=== Your instructions ===
The data must be returned in full and exactly as given.
□ □ □ □ □ □ □
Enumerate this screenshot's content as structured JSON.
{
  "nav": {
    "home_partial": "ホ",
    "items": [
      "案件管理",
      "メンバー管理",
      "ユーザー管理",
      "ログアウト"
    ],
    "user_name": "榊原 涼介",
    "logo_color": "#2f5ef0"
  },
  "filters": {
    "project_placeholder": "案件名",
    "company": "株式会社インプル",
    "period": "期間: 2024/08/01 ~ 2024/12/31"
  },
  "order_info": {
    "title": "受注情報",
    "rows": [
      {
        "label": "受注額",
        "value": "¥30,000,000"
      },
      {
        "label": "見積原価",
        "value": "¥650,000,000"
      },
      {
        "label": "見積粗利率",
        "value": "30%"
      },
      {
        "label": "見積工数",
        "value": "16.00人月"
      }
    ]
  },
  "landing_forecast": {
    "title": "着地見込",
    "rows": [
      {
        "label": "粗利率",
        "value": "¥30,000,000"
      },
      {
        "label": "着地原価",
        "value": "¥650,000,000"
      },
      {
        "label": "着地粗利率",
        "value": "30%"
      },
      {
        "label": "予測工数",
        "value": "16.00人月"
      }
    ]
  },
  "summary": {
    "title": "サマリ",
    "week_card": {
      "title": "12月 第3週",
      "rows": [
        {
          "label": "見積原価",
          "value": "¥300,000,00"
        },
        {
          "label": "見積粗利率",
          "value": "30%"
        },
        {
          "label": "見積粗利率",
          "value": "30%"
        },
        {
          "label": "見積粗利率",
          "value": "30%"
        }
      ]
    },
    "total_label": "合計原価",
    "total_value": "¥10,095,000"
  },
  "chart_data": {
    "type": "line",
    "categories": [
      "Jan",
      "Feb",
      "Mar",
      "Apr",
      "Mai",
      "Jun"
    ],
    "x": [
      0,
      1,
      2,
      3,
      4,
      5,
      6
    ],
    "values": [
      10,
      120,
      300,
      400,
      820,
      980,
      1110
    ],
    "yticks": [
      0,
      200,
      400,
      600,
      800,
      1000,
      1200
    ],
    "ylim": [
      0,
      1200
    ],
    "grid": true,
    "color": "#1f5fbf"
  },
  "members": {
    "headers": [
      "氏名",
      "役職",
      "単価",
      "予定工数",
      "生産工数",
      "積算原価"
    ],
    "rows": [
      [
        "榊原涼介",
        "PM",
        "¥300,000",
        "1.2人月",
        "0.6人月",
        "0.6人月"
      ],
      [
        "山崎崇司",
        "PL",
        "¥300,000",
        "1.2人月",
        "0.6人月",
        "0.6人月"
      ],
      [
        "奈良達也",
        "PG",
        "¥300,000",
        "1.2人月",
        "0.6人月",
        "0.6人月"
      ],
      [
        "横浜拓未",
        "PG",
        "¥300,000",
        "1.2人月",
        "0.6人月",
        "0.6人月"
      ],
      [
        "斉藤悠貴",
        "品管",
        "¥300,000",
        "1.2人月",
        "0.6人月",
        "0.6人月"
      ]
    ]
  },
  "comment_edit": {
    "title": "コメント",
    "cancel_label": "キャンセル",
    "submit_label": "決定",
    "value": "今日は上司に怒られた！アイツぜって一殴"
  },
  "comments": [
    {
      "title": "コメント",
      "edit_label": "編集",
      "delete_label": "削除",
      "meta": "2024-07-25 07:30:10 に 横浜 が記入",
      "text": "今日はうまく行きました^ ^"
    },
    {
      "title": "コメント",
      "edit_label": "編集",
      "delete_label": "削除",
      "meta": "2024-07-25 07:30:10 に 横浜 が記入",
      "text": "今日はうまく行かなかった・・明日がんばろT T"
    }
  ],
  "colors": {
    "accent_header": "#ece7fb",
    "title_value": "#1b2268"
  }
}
□ □ □ □ □ □ □
=== Task output ===
Enumerate this screenshot's content as structured JSON.
{
  "nav": {
    "home_partial": "ホ",
    "items": [
      "案件管理",
      "メンバー管理",
      "ユーザー管理",
      "ログアウト"
    ],
    "user_name": "榊原 涼介",
    "logo_color": "#2f5ef0"
  },
  "filters": {
    "project_placeholder": "案件名",
    "company": "株式会社インプル",
    "period": "期間: 2024/08/01 ~ 2024/12/31"
  },
  "order_info": {
    "title": "受注情報",
    "rows": [
      {
        "label": "受注額",
        "value": "¥30,000,000"
      },
      {
        "label": "見積原価",
        "value": "¥650,000,000"
      },
      {
        "label": "見積粗利率",
        "value": "30%"
      },
      {
        "label": "見積工数",
        "value": "16.00人月"
      }
    ]
  },
  "landing_forecast": {
    "title": "着地見込",
    "rows": [
      {
        "label": "粗利率",
        "value": "¥30,000,000"
      },
      {
        "label": "着地原価",
        "value": "¥650,000,000"
      },
      {
        "label": "着地粗利率",
        "value": "30%"
      },
      {
        "label": "予測工数",
        "value": "16.00人月"
      }
    ]
  },
  "summary": {
    "title": "サマリ",
    "week_card": {
      "title": "12月 第3週",
      "rows": [
        {
          "label": "見積原価",
          "value": "¥300,000,00"
        },
        {
          "label": "見積粗利率",
          "value": "30%"
        },
        {
          "label": "見積粗利率",
          "value": "30%"
        },
        {
          "label": "見積粗利率",
          "value": "30%"
        }
      ]
    },
    "total_label": "合計原価",
    "total_value": "¥10,095,000"
  },
  "chart_data": {
    "type": "line",
    "categories": [
      "Jan",
      "Feb",
      "Mar",
      "Apr",
      "Mai",
      "Jun"
    ],
    "x": [
      0,
      1,
      2,
      3,
      4,
      5,
      6
    ],
    "values": [
      10,
      120,
      300,
      400,
      820,
      980,
      1110
    ],
    "yticks": [
      0,
      200,
      400,
      600,
      800,
      1000,
      1200
    ],
    "ylim": [
      0,
      1200
    ],
    "grid": true,
    "color": "#1f5fbf"
  },
  "members": {
    "headers": [
      "氏名",
      "役職",
      "単価",
      "予定工数",
      "生産工数",
      "積算原価"
    ],
    "rows": [
      [
        "榊原涼介",
        "PM",
        "¥300,000",
        "1.2人月",
        "0.6人月",
        "0.6人月"
      ],
      [
        "山崎崇司",
        "PL",
        "¥300,000",
        "1.2人月",
        "0.6人月",
        "0.6人月"
      ],
      [
        "奈良達也",
        "PG",
        "¥300,000",
        "1.2人月",
        "0.6人月",
        "0.6人月"
      ],
      [
        "横浜拓未",
        "PG",
        "¥300,000",
        "1.2人月",
        "0.6人月",
        "0.6人月"
      ],
      [
        "斉藤悠貴",
        "品管",
        "¥300,000",
        "1.2人月",
        "0.6人月",
        "0.6人月"
      ]
    ]
  },
  "comment_edit": {
    "title": "コメント",
    "cancel_label": "キャンセル",
    "submit_label": "決定",
    "value": "今日は上司に怒られた！アイツぜって一殴"
  },
  "comments": [
    {
      "title": "コメント",
      "edit_label": "編集",
      "delete_label": "削除",
      "meta": "2024-07-25 07:30:10 に 横浜 が記入",
      "text": "今日はうまく行きました^ ^"
    },
    {
      "title": "コメント",
      "edit_label": "編集",
      "delete_label": "削除",
      "meta": "2024-07-25 07:30:10 に 横浜 が記入",
      "text": "今日はうまく行かなかった・・明日がんばろT T"
    }
  ],
  "colors": {
    "accent_header": "#ece7fb",
    "title_value": "#1b2268"
  }
}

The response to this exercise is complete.